Copy out each line exactly as it appears.

Part of a data file
%%

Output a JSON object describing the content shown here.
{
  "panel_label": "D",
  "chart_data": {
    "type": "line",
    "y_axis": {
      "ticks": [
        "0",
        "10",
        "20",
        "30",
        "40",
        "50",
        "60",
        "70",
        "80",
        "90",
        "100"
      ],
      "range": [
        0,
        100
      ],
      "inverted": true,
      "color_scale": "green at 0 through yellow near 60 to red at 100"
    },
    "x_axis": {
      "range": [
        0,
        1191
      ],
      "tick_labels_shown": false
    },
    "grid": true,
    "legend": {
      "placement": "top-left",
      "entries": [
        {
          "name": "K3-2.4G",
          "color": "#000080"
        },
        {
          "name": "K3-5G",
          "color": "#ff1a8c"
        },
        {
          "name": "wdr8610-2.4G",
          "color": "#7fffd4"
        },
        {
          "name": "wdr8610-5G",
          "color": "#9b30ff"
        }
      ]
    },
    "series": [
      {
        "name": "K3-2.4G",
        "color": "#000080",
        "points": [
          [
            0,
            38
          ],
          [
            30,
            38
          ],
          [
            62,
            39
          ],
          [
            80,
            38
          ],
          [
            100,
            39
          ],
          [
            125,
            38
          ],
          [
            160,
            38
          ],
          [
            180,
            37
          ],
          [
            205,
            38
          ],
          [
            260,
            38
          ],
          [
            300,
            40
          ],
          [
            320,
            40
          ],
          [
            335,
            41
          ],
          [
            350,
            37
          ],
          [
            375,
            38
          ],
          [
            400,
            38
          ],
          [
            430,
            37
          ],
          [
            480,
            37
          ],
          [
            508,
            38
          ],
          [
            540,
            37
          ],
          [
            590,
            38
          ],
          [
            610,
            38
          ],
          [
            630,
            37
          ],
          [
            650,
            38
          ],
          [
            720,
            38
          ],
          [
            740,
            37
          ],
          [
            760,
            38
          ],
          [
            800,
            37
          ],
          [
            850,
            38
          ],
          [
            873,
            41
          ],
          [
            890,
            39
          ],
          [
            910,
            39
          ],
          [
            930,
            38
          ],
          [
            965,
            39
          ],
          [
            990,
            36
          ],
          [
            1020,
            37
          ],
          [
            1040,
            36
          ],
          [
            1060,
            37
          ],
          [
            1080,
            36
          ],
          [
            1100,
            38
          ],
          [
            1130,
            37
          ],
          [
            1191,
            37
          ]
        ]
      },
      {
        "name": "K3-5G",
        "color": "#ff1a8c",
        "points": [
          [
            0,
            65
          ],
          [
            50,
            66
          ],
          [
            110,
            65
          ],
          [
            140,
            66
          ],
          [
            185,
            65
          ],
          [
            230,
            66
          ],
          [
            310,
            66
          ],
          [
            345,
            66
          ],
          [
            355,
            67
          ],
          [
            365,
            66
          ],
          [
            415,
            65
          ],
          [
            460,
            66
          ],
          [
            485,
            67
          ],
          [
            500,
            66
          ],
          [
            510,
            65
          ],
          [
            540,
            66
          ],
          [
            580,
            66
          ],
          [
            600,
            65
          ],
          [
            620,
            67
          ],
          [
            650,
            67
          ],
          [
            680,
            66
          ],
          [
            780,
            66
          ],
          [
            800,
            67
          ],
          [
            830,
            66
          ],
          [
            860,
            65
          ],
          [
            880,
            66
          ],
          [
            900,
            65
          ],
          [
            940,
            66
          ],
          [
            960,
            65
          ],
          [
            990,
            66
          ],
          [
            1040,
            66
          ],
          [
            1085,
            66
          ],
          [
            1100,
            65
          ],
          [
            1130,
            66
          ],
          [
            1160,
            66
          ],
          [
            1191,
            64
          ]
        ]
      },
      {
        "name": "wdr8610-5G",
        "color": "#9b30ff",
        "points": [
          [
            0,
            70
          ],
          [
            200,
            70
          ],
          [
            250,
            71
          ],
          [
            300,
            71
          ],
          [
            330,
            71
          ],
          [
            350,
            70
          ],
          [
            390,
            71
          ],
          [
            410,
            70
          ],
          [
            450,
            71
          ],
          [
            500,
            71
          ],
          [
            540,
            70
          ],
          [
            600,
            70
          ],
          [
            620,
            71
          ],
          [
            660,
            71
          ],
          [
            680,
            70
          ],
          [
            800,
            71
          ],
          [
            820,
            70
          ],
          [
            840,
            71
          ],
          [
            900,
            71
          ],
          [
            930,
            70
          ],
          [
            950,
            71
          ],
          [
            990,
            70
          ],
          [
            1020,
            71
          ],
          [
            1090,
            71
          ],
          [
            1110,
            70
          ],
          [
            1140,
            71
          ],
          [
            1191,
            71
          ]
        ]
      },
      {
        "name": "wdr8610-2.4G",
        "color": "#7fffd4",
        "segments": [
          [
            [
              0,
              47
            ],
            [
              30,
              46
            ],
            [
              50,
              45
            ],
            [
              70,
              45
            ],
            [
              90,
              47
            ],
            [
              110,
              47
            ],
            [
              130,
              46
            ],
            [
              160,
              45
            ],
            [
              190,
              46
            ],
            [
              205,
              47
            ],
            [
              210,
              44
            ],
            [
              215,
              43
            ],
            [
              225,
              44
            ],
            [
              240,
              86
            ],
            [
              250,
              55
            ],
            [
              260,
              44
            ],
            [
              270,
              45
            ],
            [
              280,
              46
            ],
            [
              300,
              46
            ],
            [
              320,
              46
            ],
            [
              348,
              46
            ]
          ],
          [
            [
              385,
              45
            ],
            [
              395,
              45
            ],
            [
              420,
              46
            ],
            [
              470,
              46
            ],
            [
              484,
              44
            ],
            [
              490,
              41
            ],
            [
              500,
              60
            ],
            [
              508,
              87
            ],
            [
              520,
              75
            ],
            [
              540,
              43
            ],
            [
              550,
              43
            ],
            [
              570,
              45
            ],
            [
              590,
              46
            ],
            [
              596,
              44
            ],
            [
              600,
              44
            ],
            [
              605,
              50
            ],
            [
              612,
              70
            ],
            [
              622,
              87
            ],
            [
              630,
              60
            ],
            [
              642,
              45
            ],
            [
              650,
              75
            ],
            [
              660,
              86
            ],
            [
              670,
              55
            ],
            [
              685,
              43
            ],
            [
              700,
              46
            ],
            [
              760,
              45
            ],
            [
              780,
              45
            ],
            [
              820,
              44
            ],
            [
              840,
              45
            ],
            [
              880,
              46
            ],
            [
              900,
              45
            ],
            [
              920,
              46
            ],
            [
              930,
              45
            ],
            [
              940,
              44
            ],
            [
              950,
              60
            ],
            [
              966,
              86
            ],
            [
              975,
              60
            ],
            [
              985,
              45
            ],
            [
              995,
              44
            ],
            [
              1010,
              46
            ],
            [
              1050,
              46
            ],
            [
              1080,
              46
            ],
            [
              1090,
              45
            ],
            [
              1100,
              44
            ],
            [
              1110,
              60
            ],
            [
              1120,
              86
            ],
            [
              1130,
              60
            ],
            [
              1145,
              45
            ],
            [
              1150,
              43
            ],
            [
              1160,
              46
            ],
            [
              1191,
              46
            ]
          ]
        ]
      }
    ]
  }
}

%%

RIGHT ANSWER
Output a JSON object describing the content shown here.
{
  "panel_label": "D",
  "chart_data": {
    "type": "line",
    "y_axis": {
      "ticks": [
        "0",
        "10",
        "20",
        "30",
        "40",
        "50",
        "60",
        "70",
        "80",
        "90",
        "100"
      ],
      "range": [
        0,
        100
      ],
      "inverted": true,
      "color_scale": "green at 0 through yellow near 60 to red at 100"
    },
    "x_axis": {
      "range": [
        0,
        1191
      ],
      "tick_labels_shown": false
    },
    "grid": true,
    "legend": {
      "placement": "top-left",
      "entries": [
        {
          "name": "K3-2.4G",
          "color": "#000080"
        },
        {
          "name": "K3-5G",
          "color": "#ff1a8c"
        },
        {
          "name": "wdr8610-2.4G",
          "color": "#7fffd4"
        },
        {
          "name": "wdr8610-5G",
          "color": "#9b30ff"
        }
      ]
    },
    "series": [
      {
        "name": "K3-2.4G",
        "color": "#000080",
        "points": [
          [
            0,
            38
          ],
          [
            30,
            38
          ],
          [
            62,
            39
          ],
          [
            80,
            38
          ],
          [
            100,
            39
          ],
          [
            125,
            38
          ],
          [
            160,
            38
          ],
          [
            180,
            37
          ],
          [
            205,
            38
          ],
          [
            260,
            38
          ],
          [
            300,
            40
          ],
          [
            320,
            40
          ],
          [
            335,
            41
          ],
          [
            350,
            37
          ],
          [
            375,
            38
          ],
          [
            400,
            38
          ],
          [
            430,
            37
          ],
          [
            480,
            37
          ],
          [
            508,
            38
          ],
          [
            540,
            37
          ],
          [
            590,
            38
          ],
          [
            610,
            38
          ],
          [
            630,
            37
          ],
          [
            650,
            38
          ],
          [
            720,
            38
          ],
          [
            740,
            37
          ],
          [
            760,
            38
          ],
          [
            800,
            37
          ],
          [
            850,
            38
          ],
          [
            873,
            41
          ],
          [
            890,
            39
          ],
          [
            910,
            39
          ],
          [
            930,
            38
          ],
          [
            965,
            39
          ],
          [
            990,
            36
          ],
          [
            1020,
            37
          ],
          [
            1040,
            36
          ],
          [
            1060,
            37
          ],
          [
            1080,
            36
          ],
          [
            1100,
            38
          ],
          [
            1130,
            37
          ],
          [
            1191,
            37
          ]
        ]
      },
      {
        "name": "K3-5G",
        "color": "#ff1a8c",
        "points": [
          [
            0,
            65
          ],
          [
            50,
            66
          ],
          [
            110,
            65
          ],
          [
            140,
            66
          ],
          [
            185,
            65
          ],
          [
            230,
            66
          ],
          [
            310,
            66
          ],
          [
            345,
            66
          ],
          [
            355,
            67
          ],
          [
            365,
            66
          ],
          [
            415,
            65
          ],
          [
            460,
            66
          ],
          [
            485,
            67
          ],
          [
            500,
            66
          ],
          [
            510,
            65
          ],
          [
            540,
            66
          ],
          [
            580,
            66
          ],
          [
            600,
            65
          ],
          [
            620,
            67
          ],
          [
            650,
            67
          ],
          [
            680,
            66
          ],
          [
            780,
            66
          ],
          [
            800,
            67
          ],
          [
            830,
            66
          ],
          [
            860,
            65
          ],
          [
            880,
            66
          ],
          [
            900,
            65
          ],
          [
            940,
            66
          ],
          [
            960,
            65
          ],
          [
            990,
            66
          ],
          [
            1040,
            66
          ],
          [
            1085,
            66
          ],
          [
            1100,
            65
          ],
          [
            1130,
            66
          ],
          [
            1160,
            66
          ],
          [
            1191,
            64
          ]
        ]
      },
      {
        "name": "wdr8610-5G",
        "color": "#9b30ff",
        "points": [
          [
            0,
            70
          ],
          [
            200,
            70
          ],
          [
            250,
            71
          ],
          [
            300,
            71
          ],
          [
            330,
            71
          ],
          [
            350,
            70
          ],
          [
            390,
            71
          ],
          [
            410,
            70
          ],
          [
            450,
            71
          ],
          [
            500,
            71
          ],
          [
            540,
            70
          ],
          [
            600,
            70
          ],
          [
            620,
            71
          ],
          [
            660,
            71
          ],
          [
            680,
            70
          ],
          [
            800,
            71
          ],
          [
            820,
            70
          ],
          [
            840,
            71
          ],
          [
            900,
            71
          ],
          [
            930,
            70
          ],
          [
            950,
            71
          ],
          [
            990,
            70
          ],
          [
            1020,
            71
          ],
          [
            1090,
            71
          ],
          [
            1110,
            70
          ],
          [
            1140,
            71
          ],
          [
            1191,
            71
          ]
        ]
      },
      {
        "name": "wdr8610-2.4G",
        "color": "#7fffd4",
        "segments": [
          [
            [
              0,
              47
            ],
            [
              30,
              46
            ],
            [
              50,
              45
            ],
            [
              70,
              45
            ],
            [
              90,
              47
            ],
            [
              110,
              47
            ],
            [
              130,
              46
            ],
            [
              160,
              45
            ],
            [
              190,
              46
            ],
            [
              205,
              47
            ],
            [
              210,
              44
            ],
            [
              215,
              43
            ],
            [
              225,
              44
            ],
            [
              240,
              86
            ],
            [
              250,
              55
            ],
            [
              260,
              44
            ],
            [
              270,
              45
            ],
            [
              280,
              46
            ],
            [
              300,
              46
            ],
            [
              320,
              46
            ],
            [
              348,
              46
            ]
          ],
          [
            [
              385,
              45
            ],
            [
              395,
              45
            ],
            [
              420,
              46
            ],
            [
              470,
              46
            ],
            [
              484,
              44
            ],
            [
              490,
              41
            ],
            [
              500,
              60
            ],
            [
              508,
              87
            ],
            [
              520,
              75
            ],
            [
              540,
              43
            ],
            [
              550,
              43
            ],
            [
              570,
              45
            ],
            [
              590,
              46
            ],
            [
              596,
              44
            ],
            [
              600,
              44
            ],
            [
              605,
              50
            ],
            [
              612,
              70
            ],
            [
              622,
              87
            ],
            [
              630,
              60
            ],
            [
              642,
              45
            ],
            [
              650,
              75
            ],
            [
              660,
              86
            ],
            [
              670,
              55
            ],
            [
              685,
              43
            ],
            [
              700,
              46
            ],
            [
              760,
              45
            ],
            [
              780,
              45
            ],
            [
              820,
              44
            ],
            [
              840,
              45
            ],
            [
              880,
              46
            ],
            [
              900,
              45
            ],
            [
              920,
              46
            ],
            [
              930,
              45
            ],
            [
              940,
              44
            ],
            [
              950,
              60
            ],
            [
              966,
              86
            ],
            [
              975,
              60
            ],
            [
              985,
              45
            ],
            [
              995,
              44
            ],
            [
              1010,
              46
            ],
            [
              1050,
              46
            ],
            [
              1080,
              46
            ],
            [
              1090,
              45
            ],
            [
              1100,
              44
            ],
            [
              1110,
              60
            ],
            [
              1120,
              86
            ],
            [
              1130,
              60
            ],
            [
              1145,
              45
            ],
            [
              1150,
              43
            ],
            [
              1160,
              46
            ],
            [
              1191,
              46
            ]
          ]
        ]
      }
    ]
  }
}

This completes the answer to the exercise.